== Problems to solve ==
A: In the essay on language, what kinds of things does a person's use of language indicate about them?
B: Reproduce the passage of the essay on language that starts at "Photo by Martin" and ends at "fight it out.".

== Text shown ==
>>>

Armstrong, L. Just Swimming Around Educational Insights, 12(1).
[Available: http://www.ccfi.educ.ubc.ca/publication/insights/v12n01/intro/armstrong/index.html]

Just Swimming Around

Luanne Armstrong

Photo by Martin Elliott

Here’s a tangle of metaphors: perhaps we could envision language as the sea in which we humans swim; perhaps we could see it as the magnificent and many faceted tool with which construct a world; a bridge by which we contact others; a mirror in which we envision beauty and love. And then, less loftily, we could also see it as the mortar with which we cement ourselves and our stories to other people and their stories; as the familiar walls and rooms where we tend to stay; as a tangled labyrinth where confusion and clarity fight it out.

Language is the medium with which we create our world, our relationships, our culture and our sense of self. But language is deceptively simple, changeable, moldable; a force that we do well to be both aware of and wary of its seemingly endless complexity.

Language is slippery, duplicitous, and confusing. It can be both creative and destructive. Despite an appearance of neutrality, language is never neutral. It carries a heavy load of cultural, socio-political, historical, connotations and implications. The use of language both hides the user and gives him or her away; language can indicate origins, class, race, cultural history, education, intelligence, attitude, and mood.

Writers are complicit in this confusion, and contradiction even as they strive towards meaning, truth and clarity. Writers are people who learn to use language in particular ways; they choose their materials, one word, one punctuation mark at a time, cluster them together, string them into lines and build in hooks that writers hope velcro their words together into a meaningful artifact for the reader.

And the reader comes to written language with a similar hope, that within the writer’s wor(l)ds they will find meaning and understanding. But of course they bring their own sense of language to this task as well. Every person who has ever learned a language, has learned, and continues throughout their life, to use language in an amazing variety of ways, and for a whole variety of reasons. Some of these reasons are more honourable than others. The great African writer, Chinchua Achebe has pointed out, that when language is interfered with, when it is disjoined from truth, this disjoinment can be a conduit through which horror can descend on humankind.

<<<

== Record extracts ==
>>>

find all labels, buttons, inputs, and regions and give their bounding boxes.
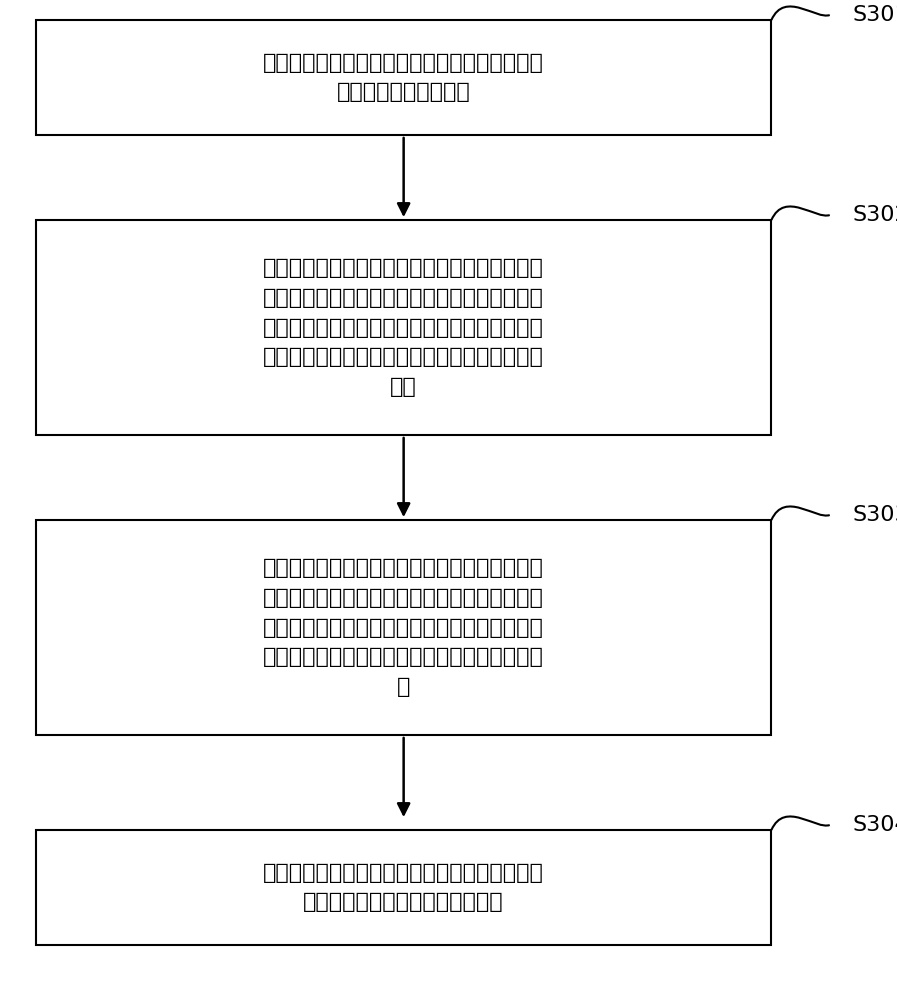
Text: 根据所述所有路径，获取每条路径的路径长度及
含有的红绿灯路口数量: 根据所述所有路径，获取每条路径的路径长度及 含有的红绿灯路口数量	[263, 53, 544, 102]
Bar	[36, 220, 771, 435]
Text: S304: S304	[852, 815, 897, 835]
Text: 将路径长度作为选取最优路径的第一输入变量，
将红绿灯路口数量作为选取最优路径的第二输入
变量，将遇到障碍物的概率作为选取最优路径的
输出变量，建立选取最优路径对: 将路径长度作为选取最优路径的第一输入变量， 将红绿灯路口数量作为选取最优路径的第…	[263, 258, 544, 397]
Bar	[36, 520, 771, 735]
Text: 根据所述模糊控制规则表及所述每条路径的路径
长度和所述每条路径含有的红绿灯路口数量，获
取所述输出变量，生成遇到障碍物的概率表，所
述概率表中包括所有路径对应的: 根据所述模糊控制规则表及所述每条路径的路径 长度和所述每条路径含有的红绿灯路口数…	[263, 558, 544, 697]
Bar	[36, 830, 771, 945]
Text: S302: S302	[852, 205, 897, 225]
Text: S301: S301	[852, 5, 897, 25]
Bar	[36, 20, 771, 135]
Text: S303: S303	[852, 505, 897, 525]
Text: 根据所述概率表，获取概率最小对应的路径，所
述概率最小对应的路径为最优路径: 根据所述概率表，获取概率最小对应的路径，所 述概率最小对应的路径为最优路径	[263, 863, 544, 912]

<<<

== Expected outputs ==
A: Origins, class, race, cultural history, education, intelligence, attitude, and mood.

B:
Photo by Martin Elliott

Here’s a tangle of metaphors: perhaps we could envision language as the sea in which we humans swim; perhaps we could see it as the magnificent and many faceted tool with which construct a world; a bridge by which we contact others; a mirror in which we envision beauty and love. And then, less loftily, we could also see it as the mortar with which we cement ourselves and our stories to other people and their stories; as the familiar walls and rooms where we tend to stay; as a tangled labyrinth where confusion and clarity fight it out.